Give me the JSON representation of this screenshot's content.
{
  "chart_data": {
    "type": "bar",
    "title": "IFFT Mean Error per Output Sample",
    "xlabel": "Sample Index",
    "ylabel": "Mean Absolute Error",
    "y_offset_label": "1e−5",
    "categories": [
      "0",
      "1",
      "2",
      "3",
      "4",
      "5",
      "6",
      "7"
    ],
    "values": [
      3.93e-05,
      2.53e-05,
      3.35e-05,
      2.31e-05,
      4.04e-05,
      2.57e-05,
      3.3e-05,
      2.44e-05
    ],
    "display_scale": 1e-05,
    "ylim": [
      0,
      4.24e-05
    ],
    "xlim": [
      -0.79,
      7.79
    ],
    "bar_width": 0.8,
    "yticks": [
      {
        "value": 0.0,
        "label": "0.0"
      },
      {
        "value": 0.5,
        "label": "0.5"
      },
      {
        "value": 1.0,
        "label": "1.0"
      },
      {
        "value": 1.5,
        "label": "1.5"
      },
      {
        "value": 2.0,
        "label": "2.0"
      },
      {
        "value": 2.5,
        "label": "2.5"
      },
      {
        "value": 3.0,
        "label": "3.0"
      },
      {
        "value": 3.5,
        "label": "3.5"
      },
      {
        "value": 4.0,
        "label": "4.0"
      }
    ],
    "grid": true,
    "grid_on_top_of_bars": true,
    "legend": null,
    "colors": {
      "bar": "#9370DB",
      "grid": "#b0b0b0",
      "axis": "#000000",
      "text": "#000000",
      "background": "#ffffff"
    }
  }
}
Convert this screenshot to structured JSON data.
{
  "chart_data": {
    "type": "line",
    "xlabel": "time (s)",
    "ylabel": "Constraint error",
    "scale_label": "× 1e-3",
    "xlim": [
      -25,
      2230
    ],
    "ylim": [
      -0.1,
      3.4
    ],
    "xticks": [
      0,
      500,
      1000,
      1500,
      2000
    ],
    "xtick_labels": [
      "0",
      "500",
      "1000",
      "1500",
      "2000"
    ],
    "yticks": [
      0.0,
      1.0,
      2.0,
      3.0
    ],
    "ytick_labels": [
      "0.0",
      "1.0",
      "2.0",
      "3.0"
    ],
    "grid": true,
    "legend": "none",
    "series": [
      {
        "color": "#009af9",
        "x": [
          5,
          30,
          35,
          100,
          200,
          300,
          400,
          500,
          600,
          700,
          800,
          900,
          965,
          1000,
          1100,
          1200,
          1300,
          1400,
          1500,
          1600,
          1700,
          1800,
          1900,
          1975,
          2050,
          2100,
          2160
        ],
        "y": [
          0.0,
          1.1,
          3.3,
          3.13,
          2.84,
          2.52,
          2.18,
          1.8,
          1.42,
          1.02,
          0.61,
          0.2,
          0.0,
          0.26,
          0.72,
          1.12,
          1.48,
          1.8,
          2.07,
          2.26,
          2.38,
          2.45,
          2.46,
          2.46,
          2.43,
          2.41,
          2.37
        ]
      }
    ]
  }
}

__Given request__
Type the whole listing again, unaltered.

__Expected answer__
Give me the JSON representation of this screenshot's content.
{
  "chart_data": {
    "type": "bar",
    "title": "IFFT Mean Error per Output Sample",
    "xlabel": "Sample Index",
    "ylabel": "Mean Absolute Error",
    "y_offset_label": "1e−5",
    "categories": [
      "0",
      "1",
      "2",
      "3",
      "4",
      "5",
      "6",
      "7"
    ],
    "values": [
      3.93e-05,
      2.53e-05,
      3.35e-05,
      2.31e-05,
      4.04e-05,
      2.57e-05,
      3.3e-05,
      2.44e-05
    ],
    "display_scale": 1e-05,
    "ylim": [
      0,
      4.24e-05
    ],
    "xlim": [
      -0.79,
      7.79
    ],
    "bar_width": 0.8,
    "yticks": [
      {
        "value": 0.0,
        "label": "0.0"
      },
      {
        "value": 0.5,
        "label": "0.5"
      },
      {
        "value": 1.0,
        "label": "1.0"
      },
      {
        "value": 1.5,
        "label": "1.5"
      },
      {
        "value": 2.0,
        "label": "2.0"
      },
      {
        "value": 2.5,
        "label": "2.5"
      },
      {
        "value": 3.0,
        "label": "3.0"
      },
      {
        "value": 3.5,
        "label": "3.5"
      },
      {
        "value": 4.0,
        "label": "4.0"
      }
    ],
    "grid": true,
    "grid_on_top_of_bars": true,
    "legend": null,
    "colors": {
      "bar": "#9370DB",
      "grid": "#b0b0b0",
      "axis": "#000000",
      "text": "#000000",
      "background": "#ffffff"
    }
  }
}
Convert this screenshot to structured JSON data.
{
  "chart_data": {
    "type": "line",
    "xlabel": "time (s)",
    "ylabel": "Constraint error",
    "scale_label": "× 1e-3",
    "xlim": [
      -25,
      2230
    ],
    "ylim": [
      -0.1,
      3.4
    ],
    "xticks": [
      0,
      500,
      1000,
      1500,
      2000
    ],
    "xtick_labels": [
      "0",
      "500",
      "1000",
      "1500",
      "2000"
    ],
    "yticks": [
      0.0,
      1.0,
      2.0,
      3.0
    ],
    "ytick_labels": [
      "0.0",
      "1.0",
      "2.0",
      "3.0"
    ],
    "grid": true,
    "legend": "none",
    "series": [
      {
        "color": "#009af9",
        "x": [
          5,
          30,
          35,
          100,
          200,
          300,
          400,
          500,
          600,
          700,
          800,
          900,
          965,
          1000,
          1100,
          1200,
          1300,
          1400,
          1500,
          1600,
          1700,
          1800,
          1900,
          1975,
          2050,
          2100,
          2160
        ],
        "y": [
          0.0,
          1.1,
          3.3,
          3.13,
          2.84,
          2.52,
          2.18,
          1.8,
          1.42,
          1.02,
          0.61,
          0.2,
          0.0,
          0.26,
          0.72,
          1.12,
          1.48,
          1.8,
          2.07,
          2.26,
          2.38,
          2.45,
          2.46,
          2.46,
          2.43,
          2.41,
          2.37
        ]
      }
    ]
  }
}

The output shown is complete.